• **EXCERPTED DATA**
⟨
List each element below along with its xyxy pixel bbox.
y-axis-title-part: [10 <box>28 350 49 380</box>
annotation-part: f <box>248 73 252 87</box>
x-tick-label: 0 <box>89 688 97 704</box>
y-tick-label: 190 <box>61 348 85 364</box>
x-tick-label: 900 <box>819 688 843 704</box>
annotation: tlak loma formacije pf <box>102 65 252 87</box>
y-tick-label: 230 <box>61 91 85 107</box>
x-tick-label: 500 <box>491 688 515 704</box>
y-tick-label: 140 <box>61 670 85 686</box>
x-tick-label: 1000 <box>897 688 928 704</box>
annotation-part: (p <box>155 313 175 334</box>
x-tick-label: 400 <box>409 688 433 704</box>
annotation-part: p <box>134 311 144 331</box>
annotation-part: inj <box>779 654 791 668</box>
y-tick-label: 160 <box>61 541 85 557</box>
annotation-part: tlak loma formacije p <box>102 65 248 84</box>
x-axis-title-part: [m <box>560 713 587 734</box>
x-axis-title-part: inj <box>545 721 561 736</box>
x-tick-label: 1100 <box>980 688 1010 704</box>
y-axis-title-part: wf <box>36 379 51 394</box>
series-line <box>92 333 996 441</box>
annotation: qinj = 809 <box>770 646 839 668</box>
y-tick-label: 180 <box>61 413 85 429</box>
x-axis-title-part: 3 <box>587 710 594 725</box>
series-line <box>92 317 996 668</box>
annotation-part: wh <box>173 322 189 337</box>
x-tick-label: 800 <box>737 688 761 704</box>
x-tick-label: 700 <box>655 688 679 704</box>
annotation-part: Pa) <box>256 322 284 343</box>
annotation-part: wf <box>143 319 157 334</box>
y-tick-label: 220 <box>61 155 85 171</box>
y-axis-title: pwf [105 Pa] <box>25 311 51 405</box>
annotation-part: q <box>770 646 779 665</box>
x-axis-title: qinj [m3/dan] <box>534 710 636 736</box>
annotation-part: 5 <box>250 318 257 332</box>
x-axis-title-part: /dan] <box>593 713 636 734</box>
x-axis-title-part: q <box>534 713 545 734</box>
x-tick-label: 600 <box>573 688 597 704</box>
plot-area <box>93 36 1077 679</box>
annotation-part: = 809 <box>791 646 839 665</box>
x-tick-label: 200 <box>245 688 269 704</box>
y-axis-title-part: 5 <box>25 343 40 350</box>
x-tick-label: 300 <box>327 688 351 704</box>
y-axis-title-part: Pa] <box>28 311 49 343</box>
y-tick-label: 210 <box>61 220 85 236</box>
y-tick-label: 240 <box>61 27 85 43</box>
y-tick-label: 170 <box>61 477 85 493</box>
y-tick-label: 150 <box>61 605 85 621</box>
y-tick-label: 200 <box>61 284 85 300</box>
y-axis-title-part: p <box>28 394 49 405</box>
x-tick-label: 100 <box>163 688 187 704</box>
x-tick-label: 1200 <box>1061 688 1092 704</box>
⟩
• **TASK TO COMPLETE**
Duplicate the stretch from the start of the records above through the line containing "annotation: tlak loma", both ends included, with each line unchanged.

• **EXPECTED ANSWER**
List each element below along with its xyxy pixel bbox.
y-axis-title-part: [10 <box>28 350 49 380</box>
annotation-part: f <box>248 73 252 87</box>
x-tick-label: 0 <box>89 688 97 704</box>
y-tick-label: 190 <box>61 348 85 364</box>
x-tick-label: 900 <box>819 688 843 704</box>
annotation: tlak loma formacije pf <box>102 65 252 87</box>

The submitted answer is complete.